• EXERCISE DATA:

•••••

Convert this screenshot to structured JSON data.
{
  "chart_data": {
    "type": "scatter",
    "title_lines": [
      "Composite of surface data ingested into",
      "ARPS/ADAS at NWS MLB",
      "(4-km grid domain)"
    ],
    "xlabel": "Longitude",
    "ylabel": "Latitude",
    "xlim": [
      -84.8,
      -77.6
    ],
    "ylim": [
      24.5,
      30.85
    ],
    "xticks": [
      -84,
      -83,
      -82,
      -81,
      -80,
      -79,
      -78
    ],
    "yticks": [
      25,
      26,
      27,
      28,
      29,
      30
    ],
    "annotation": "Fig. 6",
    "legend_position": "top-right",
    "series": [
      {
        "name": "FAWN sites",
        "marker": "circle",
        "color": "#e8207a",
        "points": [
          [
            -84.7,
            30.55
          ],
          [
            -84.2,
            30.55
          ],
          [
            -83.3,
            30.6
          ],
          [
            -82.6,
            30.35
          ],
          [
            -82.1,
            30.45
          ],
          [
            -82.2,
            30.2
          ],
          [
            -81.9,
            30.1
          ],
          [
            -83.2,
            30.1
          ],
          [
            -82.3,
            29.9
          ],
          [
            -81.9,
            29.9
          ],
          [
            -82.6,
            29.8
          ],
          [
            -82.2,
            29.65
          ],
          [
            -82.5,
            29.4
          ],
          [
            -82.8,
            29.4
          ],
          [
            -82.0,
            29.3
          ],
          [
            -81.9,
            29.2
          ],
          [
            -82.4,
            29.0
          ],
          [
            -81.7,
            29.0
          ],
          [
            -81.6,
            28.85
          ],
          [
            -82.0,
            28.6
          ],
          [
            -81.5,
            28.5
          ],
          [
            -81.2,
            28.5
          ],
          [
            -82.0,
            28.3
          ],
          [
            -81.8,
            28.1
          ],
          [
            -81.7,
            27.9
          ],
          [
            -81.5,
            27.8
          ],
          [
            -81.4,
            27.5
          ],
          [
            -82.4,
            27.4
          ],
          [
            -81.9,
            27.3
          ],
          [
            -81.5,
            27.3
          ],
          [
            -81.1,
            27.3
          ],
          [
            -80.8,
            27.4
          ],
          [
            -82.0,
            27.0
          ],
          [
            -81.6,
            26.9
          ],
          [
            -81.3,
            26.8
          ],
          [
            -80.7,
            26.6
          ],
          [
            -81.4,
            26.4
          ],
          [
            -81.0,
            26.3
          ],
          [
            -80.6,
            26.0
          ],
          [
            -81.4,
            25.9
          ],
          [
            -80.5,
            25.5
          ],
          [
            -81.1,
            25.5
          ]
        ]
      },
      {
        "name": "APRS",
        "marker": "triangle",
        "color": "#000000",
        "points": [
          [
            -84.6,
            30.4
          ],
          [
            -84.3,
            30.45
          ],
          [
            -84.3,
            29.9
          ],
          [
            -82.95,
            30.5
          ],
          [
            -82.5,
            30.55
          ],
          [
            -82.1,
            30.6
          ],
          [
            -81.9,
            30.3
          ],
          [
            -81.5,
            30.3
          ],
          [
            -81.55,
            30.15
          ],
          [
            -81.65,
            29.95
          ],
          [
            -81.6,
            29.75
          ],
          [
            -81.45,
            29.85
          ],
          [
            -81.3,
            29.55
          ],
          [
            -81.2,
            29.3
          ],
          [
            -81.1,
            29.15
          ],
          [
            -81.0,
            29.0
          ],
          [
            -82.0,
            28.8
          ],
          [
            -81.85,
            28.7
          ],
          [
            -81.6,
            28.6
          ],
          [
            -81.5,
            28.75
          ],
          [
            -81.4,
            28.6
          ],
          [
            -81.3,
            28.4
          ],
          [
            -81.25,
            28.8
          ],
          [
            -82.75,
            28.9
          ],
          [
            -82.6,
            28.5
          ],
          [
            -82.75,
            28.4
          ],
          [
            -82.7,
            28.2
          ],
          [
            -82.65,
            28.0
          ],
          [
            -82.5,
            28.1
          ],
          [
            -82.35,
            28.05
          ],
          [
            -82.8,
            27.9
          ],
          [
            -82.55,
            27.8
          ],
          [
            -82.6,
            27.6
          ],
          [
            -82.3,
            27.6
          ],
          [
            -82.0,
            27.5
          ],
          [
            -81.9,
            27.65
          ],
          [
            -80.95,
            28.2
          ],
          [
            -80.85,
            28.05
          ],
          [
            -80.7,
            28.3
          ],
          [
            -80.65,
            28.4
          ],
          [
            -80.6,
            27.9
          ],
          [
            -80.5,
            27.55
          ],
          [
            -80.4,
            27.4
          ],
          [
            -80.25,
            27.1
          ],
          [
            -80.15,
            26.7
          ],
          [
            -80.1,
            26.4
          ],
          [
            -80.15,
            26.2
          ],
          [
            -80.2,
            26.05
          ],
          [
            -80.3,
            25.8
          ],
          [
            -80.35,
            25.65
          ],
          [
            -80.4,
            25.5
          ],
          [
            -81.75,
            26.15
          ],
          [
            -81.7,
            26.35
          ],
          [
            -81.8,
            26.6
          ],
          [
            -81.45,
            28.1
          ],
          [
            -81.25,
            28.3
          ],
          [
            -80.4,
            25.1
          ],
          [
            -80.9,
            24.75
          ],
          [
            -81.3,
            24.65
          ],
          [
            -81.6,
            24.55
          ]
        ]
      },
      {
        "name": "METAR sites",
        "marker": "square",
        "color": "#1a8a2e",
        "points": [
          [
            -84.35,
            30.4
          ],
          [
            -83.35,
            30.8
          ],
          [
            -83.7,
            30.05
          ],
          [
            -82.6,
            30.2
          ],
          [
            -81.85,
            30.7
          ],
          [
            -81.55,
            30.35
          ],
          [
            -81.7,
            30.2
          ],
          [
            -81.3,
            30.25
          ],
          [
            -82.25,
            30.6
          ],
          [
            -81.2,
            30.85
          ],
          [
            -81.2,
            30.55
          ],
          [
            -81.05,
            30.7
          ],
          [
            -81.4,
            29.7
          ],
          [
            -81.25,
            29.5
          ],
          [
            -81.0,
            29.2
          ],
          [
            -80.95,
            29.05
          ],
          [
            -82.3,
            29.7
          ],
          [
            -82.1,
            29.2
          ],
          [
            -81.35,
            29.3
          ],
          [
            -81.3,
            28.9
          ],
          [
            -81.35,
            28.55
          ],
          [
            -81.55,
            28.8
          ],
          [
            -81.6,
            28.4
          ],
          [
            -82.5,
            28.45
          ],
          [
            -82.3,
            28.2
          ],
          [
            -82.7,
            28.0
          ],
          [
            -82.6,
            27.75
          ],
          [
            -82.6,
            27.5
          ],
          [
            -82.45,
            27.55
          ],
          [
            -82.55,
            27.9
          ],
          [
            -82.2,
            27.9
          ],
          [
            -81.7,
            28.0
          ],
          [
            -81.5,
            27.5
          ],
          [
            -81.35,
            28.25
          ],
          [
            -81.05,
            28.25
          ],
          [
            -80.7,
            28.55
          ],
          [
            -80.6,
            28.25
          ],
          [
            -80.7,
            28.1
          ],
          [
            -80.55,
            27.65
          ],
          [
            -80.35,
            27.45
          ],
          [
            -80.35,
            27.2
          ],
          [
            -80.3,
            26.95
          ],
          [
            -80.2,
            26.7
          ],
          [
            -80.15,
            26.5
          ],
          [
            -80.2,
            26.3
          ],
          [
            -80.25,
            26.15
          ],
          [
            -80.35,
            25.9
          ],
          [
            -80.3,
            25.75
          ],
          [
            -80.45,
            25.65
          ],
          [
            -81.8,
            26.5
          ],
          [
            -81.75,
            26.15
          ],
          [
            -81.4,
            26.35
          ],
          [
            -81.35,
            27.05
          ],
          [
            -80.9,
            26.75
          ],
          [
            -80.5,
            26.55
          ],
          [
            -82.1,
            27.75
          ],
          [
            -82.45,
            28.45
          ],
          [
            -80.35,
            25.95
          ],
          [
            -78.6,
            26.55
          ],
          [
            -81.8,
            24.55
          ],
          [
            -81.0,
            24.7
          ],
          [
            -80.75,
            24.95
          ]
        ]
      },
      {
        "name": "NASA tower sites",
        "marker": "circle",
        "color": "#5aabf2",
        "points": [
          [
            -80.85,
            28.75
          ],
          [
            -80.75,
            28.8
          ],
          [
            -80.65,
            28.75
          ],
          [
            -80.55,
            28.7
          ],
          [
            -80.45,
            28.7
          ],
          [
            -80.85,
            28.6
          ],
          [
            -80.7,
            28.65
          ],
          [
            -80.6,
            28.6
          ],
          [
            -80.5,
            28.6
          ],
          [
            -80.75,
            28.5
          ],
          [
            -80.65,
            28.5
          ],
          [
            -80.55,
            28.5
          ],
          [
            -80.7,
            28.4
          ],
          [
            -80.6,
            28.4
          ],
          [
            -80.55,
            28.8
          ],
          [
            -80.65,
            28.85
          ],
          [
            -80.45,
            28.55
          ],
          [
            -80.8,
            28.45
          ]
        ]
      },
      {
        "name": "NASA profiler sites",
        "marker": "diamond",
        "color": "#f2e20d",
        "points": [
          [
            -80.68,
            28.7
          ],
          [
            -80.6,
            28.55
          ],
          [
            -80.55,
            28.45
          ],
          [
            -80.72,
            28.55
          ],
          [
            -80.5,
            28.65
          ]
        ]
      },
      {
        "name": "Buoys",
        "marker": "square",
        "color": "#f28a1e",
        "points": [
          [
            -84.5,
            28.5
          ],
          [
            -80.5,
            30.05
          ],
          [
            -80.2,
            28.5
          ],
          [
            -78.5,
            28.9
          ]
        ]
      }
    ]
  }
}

•••••

• THE EXERCISE:
Copy all lines above containing the string "color".

• TASK OUTPUT:
        "color": "#e8207a",
        "color": "#000000",
        "color": "#1a8a2e",
        "color": "#5aabf2",
        "color": "#f2e20d",
        "color": "#f28a1e",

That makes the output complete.